[start LISTED RECORDS]

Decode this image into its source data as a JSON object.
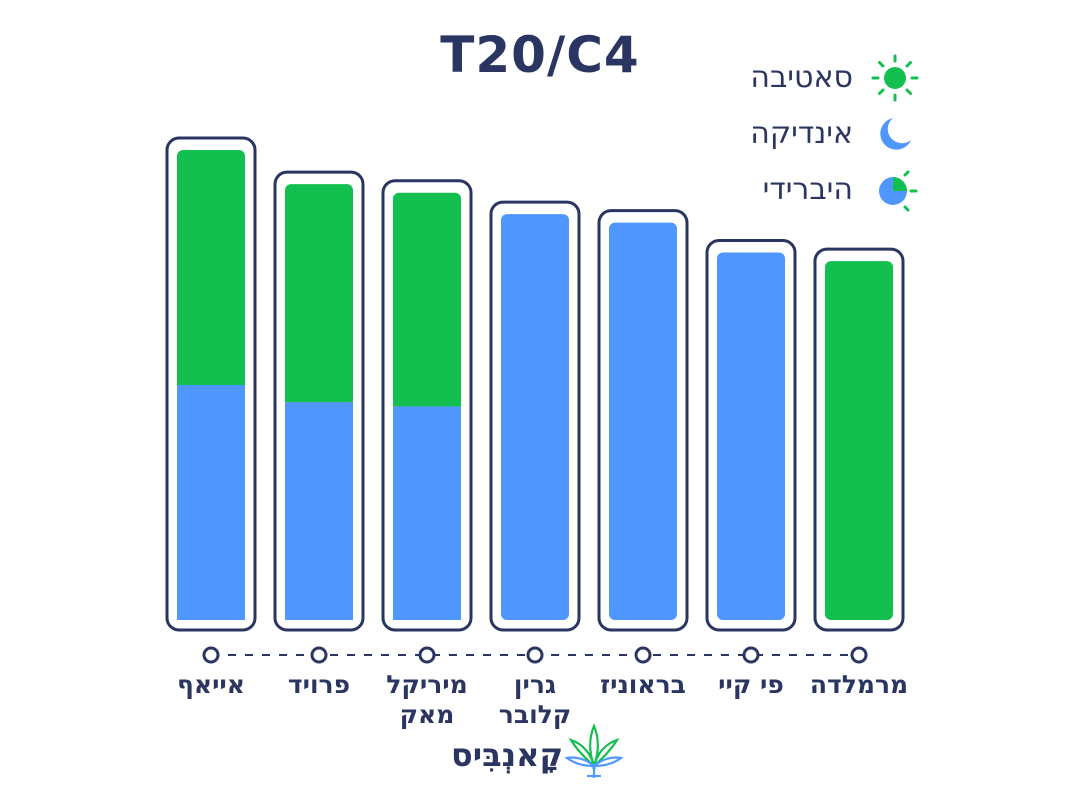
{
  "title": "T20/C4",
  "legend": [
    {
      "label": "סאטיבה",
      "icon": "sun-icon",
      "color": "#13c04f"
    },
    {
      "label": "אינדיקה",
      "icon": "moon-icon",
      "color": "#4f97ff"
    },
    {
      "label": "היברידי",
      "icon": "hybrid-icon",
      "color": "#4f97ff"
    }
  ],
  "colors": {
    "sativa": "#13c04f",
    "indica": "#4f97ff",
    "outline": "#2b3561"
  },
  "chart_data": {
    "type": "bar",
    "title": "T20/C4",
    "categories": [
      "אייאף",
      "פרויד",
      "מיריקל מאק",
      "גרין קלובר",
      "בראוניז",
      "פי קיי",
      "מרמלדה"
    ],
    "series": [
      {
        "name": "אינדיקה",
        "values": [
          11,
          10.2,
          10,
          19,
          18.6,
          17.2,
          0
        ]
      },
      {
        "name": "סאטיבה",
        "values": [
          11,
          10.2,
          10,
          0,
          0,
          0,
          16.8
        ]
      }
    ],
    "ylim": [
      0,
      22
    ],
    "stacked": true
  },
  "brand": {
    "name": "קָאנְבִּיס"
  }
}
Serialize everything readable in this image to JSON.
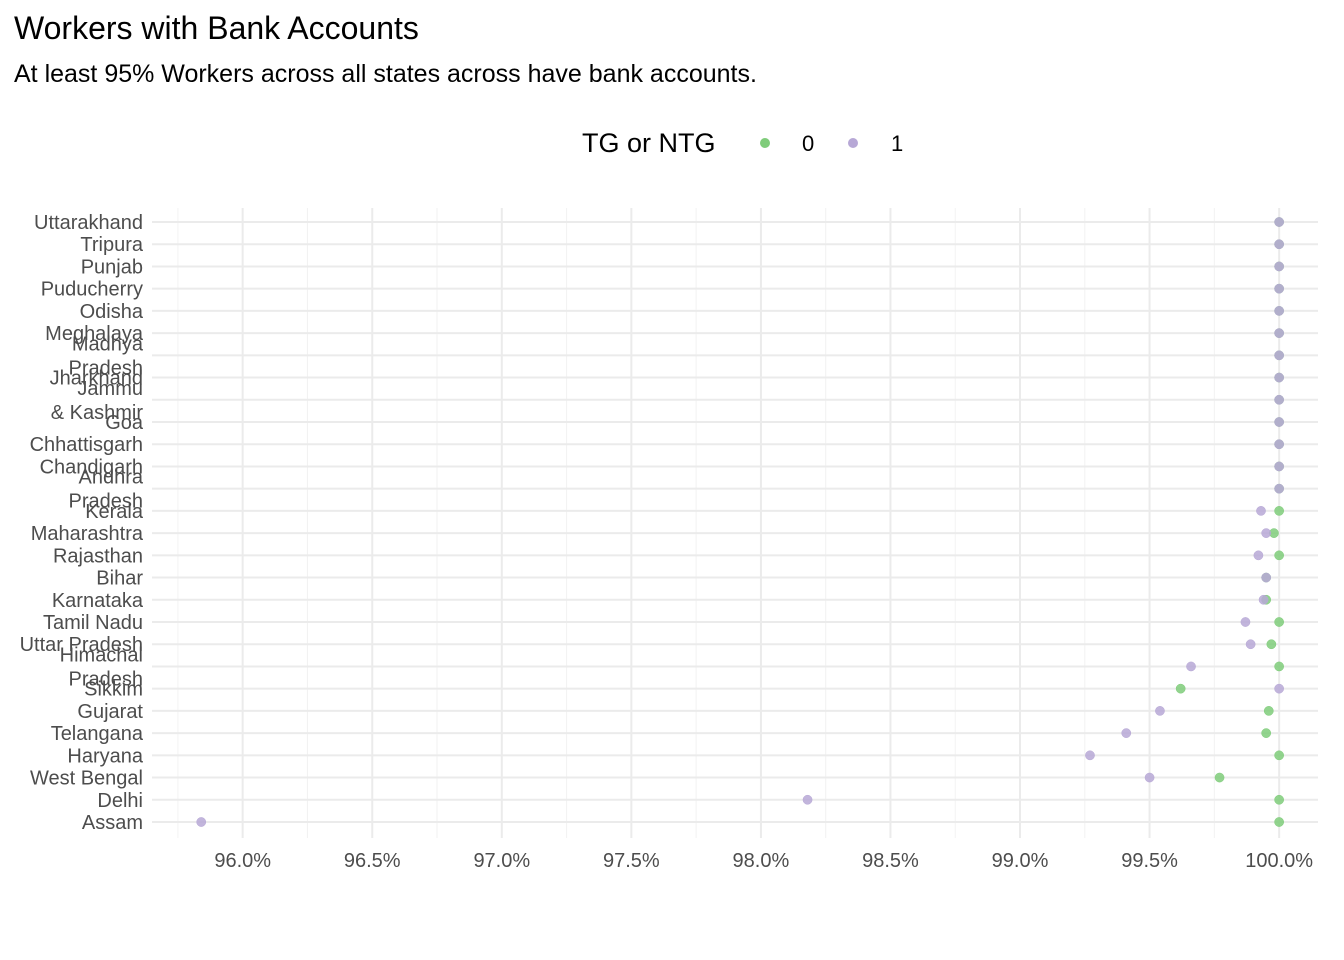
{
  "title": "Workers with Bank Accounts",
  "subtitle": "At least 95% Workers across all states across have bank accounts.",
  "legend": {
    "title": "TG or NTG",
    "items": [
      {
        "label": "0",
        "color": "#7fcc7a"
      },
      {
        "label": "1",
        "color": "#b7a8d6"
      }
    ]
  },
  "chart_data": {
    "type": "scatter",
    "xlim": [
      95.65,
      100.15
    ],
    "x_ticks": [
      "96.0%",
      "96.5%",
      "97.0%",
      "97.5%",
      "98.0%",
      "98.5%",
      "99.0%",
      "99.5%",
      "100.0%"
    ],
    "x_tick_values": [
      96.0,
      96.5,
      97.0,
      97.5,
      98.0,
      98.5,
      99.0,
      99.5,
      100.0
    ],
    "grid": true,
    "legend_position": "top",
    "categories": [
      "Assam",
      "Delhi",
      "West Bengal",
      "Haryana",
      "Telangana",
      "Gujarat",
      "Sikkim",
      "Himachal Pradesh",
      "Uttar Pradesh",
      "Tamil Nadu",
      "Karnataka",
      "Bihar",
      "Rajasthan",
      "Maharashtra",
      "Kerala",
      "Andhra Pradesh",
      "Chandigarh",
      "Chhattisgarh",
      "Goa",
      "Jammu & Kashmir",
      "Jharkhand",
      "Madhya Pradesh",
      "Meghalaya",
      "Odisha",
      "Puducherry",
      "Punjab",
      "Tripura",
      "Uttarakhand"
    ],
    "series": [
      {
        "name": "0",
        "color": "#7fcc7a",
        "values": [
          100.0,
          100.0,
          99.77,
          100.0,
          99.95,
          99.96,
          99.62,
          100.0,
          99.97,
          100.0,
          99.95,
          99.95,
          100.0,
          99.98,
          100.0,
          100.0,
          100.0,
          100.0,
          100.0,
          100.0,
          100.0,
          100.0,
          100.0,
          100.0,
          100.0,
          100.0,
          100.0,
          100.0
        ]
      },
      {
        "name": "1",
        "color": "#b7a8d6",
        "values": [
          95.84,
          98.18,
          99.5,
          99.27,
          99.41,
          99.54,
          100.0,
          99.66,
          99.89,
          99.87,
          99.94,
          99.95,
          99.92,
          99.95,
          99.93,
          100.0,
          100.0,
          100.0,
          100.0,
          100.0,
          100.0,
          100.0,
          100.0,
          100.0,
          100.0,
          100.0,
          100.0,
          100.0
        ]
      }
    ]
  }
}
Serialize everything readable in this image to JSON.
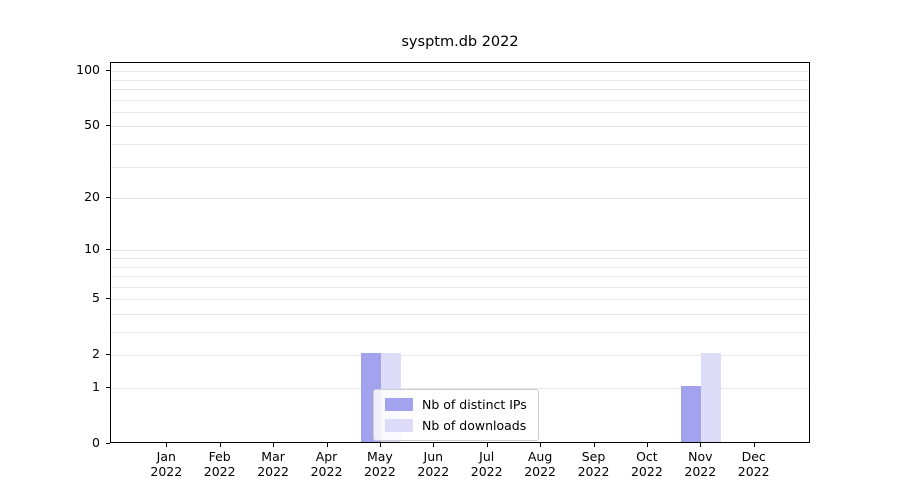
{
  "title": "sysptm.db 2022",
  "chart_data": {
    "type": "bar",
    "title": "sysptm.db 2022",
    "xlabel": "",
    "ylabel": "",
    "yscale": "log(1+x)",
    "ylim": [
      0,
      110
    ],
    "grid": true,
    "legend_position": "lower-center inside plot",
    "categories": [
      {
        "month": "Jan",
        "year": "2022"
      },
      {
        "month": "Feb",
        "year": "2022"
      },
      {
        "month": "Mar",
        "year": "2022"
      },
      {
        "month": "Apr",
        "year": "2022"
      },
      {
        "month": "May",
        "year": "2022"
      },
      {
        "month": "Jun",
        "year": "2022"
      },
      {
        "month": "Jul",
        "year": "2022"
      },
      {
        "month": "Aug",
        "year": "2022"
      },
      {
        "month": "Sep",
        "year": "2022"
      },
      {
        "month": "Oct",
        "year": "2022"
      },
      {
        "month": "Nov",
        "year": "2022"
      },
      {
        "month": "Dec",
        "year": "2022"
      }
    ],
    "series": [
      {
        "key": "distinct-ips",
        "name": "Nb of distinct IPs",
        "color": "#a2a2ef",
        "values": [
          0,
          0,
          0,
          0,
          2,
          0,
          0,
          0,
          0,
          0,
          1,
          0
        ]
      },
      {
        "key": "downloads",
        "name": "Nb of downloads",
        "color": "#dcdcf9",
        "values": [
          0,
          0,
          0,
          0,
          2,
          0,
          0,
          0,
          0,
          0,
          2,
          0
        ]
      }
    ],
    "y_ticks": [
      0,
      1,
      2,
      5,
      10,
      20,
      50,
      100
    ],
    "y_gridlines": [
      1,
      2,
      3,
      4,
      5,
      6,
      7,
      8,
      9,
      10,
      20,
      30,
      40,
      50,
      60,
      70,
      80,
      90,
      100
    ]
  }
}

[end LISTED RECORDS]

WORK REQUIRED: Find the word "Pradesh" in the records and pull out each line that has it.

EXERCISE SOLUTION:
      "Himachal Pradesh",
      "Uttar Pradesh",
      "Andhra Pradesh",
      "Madhya Pradesh",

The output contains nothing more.